::: RAW RECORDS

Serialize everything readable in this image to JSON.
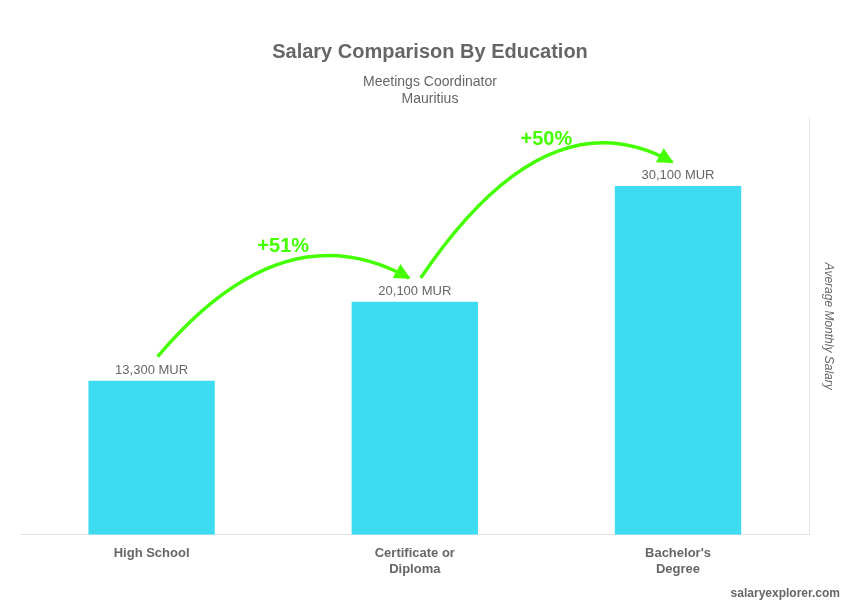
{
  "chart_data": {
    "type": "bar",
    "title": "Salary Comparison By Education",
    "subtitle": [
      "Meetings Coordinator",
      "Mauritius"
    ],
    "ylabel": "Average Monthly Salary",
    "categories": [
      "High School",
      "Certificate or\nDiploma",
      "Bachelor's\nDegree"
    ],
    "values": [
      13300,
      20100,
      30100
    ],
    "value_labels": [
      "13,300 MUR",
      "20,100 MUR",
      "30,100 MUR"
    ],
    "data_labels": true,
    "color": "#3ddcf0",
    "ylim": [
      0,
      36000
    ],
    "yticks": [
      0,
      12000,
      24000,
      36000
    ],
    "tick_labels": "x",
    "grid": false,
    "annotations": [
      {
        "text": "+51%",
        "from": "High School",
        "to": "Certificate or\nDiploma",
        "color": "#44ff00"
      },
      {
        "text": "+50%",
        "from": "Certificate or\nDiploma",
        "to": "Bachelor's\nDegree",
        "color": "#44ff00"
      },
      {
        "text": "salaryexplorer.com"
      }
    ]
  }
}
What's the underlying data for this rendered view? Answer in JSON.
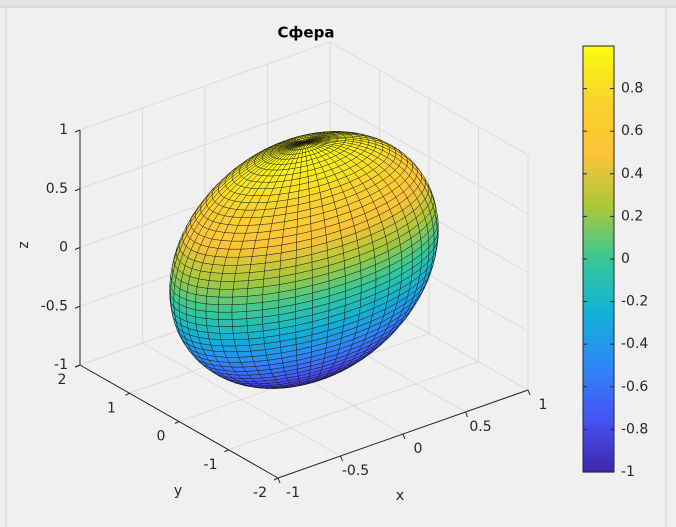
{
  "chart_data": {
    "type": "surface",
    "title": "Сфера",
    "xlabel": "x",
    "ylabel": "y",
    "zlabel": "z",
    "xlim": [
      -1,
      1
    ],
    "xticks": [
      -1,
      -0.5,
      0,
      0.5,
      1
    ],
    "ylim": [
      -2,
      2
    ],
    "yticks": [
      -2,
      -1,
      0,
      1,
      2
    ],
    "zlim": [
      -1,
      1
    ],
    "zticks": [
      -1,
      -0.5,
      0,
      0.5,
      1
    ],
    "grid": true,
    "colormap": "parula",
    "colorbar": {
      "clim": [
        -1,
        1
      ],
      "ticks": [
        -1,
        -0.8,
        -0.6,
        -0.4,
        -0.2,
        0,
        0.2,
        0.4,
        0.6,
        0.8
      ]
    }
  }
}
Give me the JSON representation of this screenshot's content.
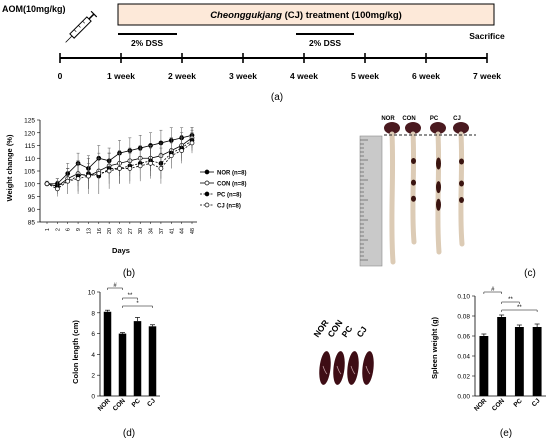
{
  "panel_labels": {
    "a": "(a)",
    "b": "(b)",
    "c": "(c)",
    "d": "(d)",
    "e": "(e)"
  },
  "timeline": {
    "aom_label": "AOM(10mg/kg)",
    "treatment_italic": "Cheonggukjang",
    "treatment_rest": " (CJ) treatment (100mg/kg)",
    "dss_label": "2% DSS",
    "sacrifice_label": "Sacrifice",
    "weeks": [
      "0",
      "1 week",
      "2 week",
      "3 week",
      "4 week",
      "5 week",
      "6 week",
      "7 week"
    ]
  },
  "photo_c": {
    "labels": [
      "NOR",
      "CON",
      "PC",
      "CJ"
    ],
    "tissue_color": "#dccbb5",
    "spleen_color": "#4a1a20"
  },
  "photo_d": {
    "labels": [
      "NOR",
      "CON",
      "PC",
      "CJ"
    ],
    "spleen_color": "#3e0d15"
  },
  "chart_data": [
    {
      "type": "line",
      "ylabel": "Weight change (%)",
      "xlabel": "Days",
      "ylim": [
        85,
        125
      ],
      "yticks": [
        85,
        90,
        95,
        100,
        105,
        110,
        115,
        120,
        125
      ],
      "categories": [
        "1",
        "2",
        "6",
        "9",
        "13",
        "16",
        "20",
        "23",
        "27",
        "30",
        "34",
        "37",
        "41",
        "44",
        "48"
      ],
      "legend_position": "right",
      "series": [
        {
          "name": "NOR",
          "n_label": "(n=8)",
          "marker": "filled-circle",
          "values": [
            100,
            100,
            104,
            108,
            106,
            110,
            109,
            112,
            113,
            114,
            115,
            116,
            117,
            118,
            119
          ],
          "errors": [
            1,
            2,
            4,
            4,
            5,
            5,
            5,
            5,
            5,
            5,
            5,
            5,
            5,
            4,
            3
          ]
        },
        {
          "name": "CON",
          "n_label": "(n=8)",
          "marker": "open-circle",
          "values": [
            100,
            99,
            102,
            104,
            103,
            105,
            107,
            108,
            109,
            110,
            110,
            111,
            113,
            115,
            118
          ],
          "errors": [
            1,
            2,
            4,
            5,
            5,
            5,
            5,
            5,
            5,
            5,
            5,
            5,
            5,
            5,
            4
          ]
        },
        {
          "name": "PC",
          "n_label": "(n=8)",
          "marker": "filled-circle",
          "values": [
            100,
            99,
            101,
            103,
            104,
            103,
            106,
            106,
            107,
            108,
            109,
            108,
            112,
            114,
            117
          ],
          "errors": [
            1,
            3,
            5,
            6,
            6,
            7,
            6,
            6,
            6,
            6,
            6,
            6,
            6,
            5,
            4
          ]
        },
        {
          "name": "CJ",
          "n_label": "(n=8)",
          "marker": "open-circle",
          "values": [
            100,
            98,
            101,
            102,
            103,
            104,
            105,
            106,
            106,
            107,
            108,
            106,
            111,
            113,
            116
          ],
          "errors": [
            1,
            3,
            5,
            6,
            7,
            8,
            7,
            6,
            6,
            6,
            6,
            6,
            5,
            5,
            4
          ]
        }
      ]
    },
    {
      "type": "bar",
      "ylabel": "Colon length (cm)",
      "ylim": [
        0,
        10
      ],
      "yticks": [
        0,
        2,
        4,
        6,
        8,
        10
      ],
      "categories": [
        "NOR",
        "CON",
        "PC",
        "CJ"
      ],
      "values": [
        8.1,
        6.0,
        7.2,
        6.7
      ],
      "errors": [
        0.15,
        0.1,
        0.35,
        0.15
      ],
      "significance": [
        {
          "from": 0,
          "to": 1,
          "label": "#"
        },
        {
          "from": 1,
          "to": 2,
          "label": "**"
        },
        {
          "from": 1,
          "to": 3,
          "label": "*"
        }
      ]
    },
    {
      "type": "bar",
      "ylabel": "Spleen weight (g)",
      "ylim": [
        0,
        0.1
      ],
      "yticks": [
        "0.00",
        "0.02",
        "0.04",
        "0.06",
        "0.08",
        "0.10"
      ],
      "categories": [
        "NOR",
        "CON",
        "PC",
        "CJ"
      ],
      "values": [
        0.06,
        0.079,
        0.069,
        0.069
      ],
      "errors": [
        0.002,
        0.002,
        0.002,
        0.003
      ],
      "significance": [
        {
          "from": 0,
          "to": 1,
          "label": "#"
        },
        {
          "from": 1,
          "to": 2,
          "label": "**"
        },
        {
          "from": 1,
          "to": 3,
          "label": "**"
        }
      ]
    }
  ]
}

::::::

▶ _REQUIREMENTS_
Please write out all of the material above without changing a word, and omit any pictures.

▶ _RESULT BELOW_
Serialize everything readable in this image to JSON.
{
  "chart_data": {
    "type": "bar",
    "title": "Salary Comparison By Education",
    "subtitle": [
      "Meetings Coordinator",
      "Mauritius"
    ],
    "ylabel": "Average Monthly Salary",
    "categories": [
      "High School",
      "Certificate or\nDiploma",
      "Bachelor's\nDegree"
    ],
    "values": [
      13300,
      20100,
      30100
    ],
    "value_labels": [
      "13,300 MUR",
      "20,100 MUR",
      "30,100 MUR"
    ],
    "data_labels": true,
    "color": "#3ddcf0",
    "ylim": [
      0,
      36000
    ],
    "yticks": [
      0,
      12000,
      24000,
      36000
    ],
    "tick_labels": "x",
    "grid": false,
    "annotations": [
      {
        "text": "+51%",
        "from": "High School",
        "to": "Certificate or\nDiploma",
        "color": "#44ff00"
      },
      {
        "text": "+50%",
        "from": "Certificate or\nDiploma",
        "to": "Bachelor's\nDegree",
        "color": "#44ff00"
      },
      {
        "text": "salaryexplorer.com"
      }
    ]
  }
}
What's the underlying data for this rendered view? Answer in JSON.
{
  "chart_data": {
    "type": "surface",
    "title": "Сфера",
    "xlabel": "x",
    "ylabel": "y",
    "zlabel": "z",
    "xlim": [
      -1,
      1
    ],
    "xticks": [
      -1,
      -0.5,
      0,
      0.5,
      1
    ],
    "ylim": [
      -2,
      2
    ],
    "yticks": [
      -2,
      -1,
      0,
      1,
      2
    ],
    "zlim": [
      -1,
      1
    ],
    "zticks": [
      -1,
      -0.5,
      0,
      0.5,
      1
    ],
    "grid": true,
    "colormap": "parula",
    "colorbar": {
      "clim": [
        -1,
        1
      ],
      "ticks": [
        -1,
        -0.8,
        -0.6,
        -0.4,
        -0.2,
        0,
        0.2,
        0.4,
        0.6,
        0.8
      ]
    }
  }
}
Give me the JSON representation of this screenshot's content.
{
  "panel_labels": {
    "a": "(a)",
    "b": "(b)",
    "c": "(c)",
    "d": "(d)",
    "e": "(e)"
  },
  "timeline": {
    "aom_label": "AOM(10mg/kg)",
    "treatment_italic": "Cheonggukjang",
    "treatment_rest": " (CJ) treatment (100mg/kg)",
    "dss_label": "2% DSS",
    "sacrifice_label": "Sacrifice",
    "weeks": [
      "0",
      "1 week",
      "2 week",
      "3 week",
      "4 week",
      "5 week",
      "6 week",
      "7 week"
    ]
  },
  "photo_c": {
    "labels": [
      "NOR",
      "CON",
      "PC",
      "CJ"
    ],
    "tissue_color": "#dccbb5",
    "spleen_color": "#4a1a20"
  },
  "photo_d": {
    "labels": [
      "NOR",
      "CON",
      "PC",
      "CJ"
    ],
    "spleen_color": "#3e0d15"
  },
  "chart_data": [
    {
      "type": "line",
      "ylabel": "Weight change (%)",
      "xlabel": "Days",
      "ylim": [
        85,
        125
      ],
      "yticks": [
        85,
        90,
        95,
        100,
        105,
        110,
        115,
        120,
        125
      ],
      "categories": [
        "1",
        "2",
        "6",
        "9",
        "13",
        "16",
        "20",
        "23",
        "27",
        "30",
        "34",
        "37",
        "41",
        "44",
        "48"
      ],
      "legend_position": "right",
      "series": [
        {
          "name": "NOR",
          "n_label": "(n=8)",
          "marker": "filled-circle",
          "values": [
            100,
            100,
            104,
            108,
            106,
            110,
            109,
            112,
            113,
            114,
            115,
            116,
            117,
            118,
            119
          ],
          "errors": [
            1,
            2,
            4,
            4,
            5,
            5,
            5,
            5,
            5,
            5,
            5,
            5,
            5,
            4,
            3
          ]
        },
        {
          "name": "CON",
          "n_label": "(n=8)",
          "marker": "open-circle",
          "values": [
            100,
            99,
            102,
            104,
            103,
            105,
            107,
            108,
            109,
            110,
            110,
            111,
            113,
            115,
            118
          ],
          "errors": [
            1,
            2,
            4,
            5,
            5,
            5,
            5,
            5,
            5,
            5,
            5,
            5,
            5,
            5,
            4
          ]
        },
        {
          "name": "PC",
          "n_label": "(n=8)",
          "marker": "filled-circle",
          "values": [
            100,
            99,
            101,
            103,
            104,
            103,
            106,
            106,
            107,
            108,
            109,
            108,
            112,
            114,
            117
          ],
          "errors": [
            1,
            3,
            5,
            6,
            6,
            7,
            6,
            6,
            6,
            6,
            6,
            6,
            6,
            5,
            4
          ]
        },
        {
          "name": "CJ",
          "n_label": "(n=8)",
          "marker": "open-circle",
          "values": [
            100,
            98,
            101,
            102,
            103,
            104,
            105,
            106,
            106,
            107,
            108,
            106,
            111,
            113,
            116
          ],
          "errors": [
            1,
            3,
            5,
            6,
            7,
            8,
            7,
            6,
            6,
            6,
            6,
            6,
            5,
            5,
            4
          ]
        }
      ]
    },
    {
      "type": "bar",
      "ylabel": "Colon length (cm)",
      "ylim": [
        0,
        10
      ],
      "yticks": [
        0,
        2,
        4,
        6,
        8,
        10
      ],
      "categories": [
        "NOR",
        "CON",
        "PC",
        "CJ"
      ],
      "values": [
        8.1,
        6.0,
        7.2,
        6.7
      ],
      "errors": [
        0.15,
        0.1,
        0.35,
        0.15
      ],
      "significance": [
        {
          "from": 0,
          "to": 1,
          "label": "#"
        },
        {
          "from": 1,
          "to": 2,
          "label": "**"
        },
        {
          "from": 1,
          "to": 3,
          "label": "*"
        }
      ]
    },
    {
      "type": "bar",
      "ylabel": "Spleen weight (g)",
      "ylim": [
        0,
        0.1
      ],
      "yticks": [
        "0.00",
        "0.02",
        "0.04",
        "0.06",
        "0.08",
        "0.10"
      ],
      "categories": [
        "NOR",
        "CON",
        "PC",
        "CJ"
      ],
      "values": [
        0.06,
        0.079,
        0.069,
        0.069
      ],
      "errors": [
        0.002,
        0.002,
        0.002,
        0.003
      ],
      "significance": [
        {
          "from": 0,
          "to": 1,
          "label": "#"
        },
        {
          "from": 1,
          "to": 2,
          "label": "**"
        },
        {
          "from": 1,
          "to": 3,
          "label": "**"
        }
      ]
    }
  ]
}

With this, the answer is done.